● **TASK**
Lay out the listing as a numbered list, leaving out any blank lines. Start at its first line and go on through the line that contains "modal-paragraph-2: You'll get", including that line, and give only those lines.

● **MATERIALS PROVIDED**
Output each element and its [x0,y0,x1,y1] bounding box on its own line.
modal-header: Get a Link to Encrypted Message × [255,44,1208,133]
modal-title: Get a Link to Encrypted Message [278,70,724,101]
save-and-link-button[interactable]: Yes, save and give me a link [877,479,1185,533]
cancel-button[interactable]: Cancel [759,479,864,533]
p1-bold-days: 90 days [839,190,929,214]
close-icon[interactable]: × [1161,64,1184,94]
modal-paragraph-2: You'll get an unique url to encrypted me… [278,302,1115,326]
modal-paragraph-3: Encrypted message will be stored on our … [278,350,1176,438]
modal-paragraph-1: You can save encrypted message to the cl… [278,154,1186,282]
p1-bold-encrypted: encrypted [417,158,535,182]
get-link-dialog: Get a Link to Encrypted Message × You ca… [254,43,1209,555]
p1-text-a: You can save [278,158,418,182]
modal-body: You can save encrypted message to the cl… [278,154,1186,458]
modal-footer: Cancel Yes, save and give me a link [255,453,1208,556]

● **TASK OUTPUT**
1. Output each element and its [x0,y0,x1,y1] bounding box on its own line.
2. modal-header: Get a Link to Encrypted Message × [255,44,1208,133]
3. modal-title: Get a Link to Encrypted Message [278,70,724,101]
4. save-and-link-button[interactable]: Yes, save and give me a link [877,479,1185,533]
5. cancel-button[interactable]: Cancel [759,479,864,533]
6. p1-bold-days: 90 days [839,190,929,214]
7. close-icon[interactable]: × [1161,64,1184,94]
8. modal-paragraph-2: You'll get an unique url to encrypted me… [278,302,1115,326]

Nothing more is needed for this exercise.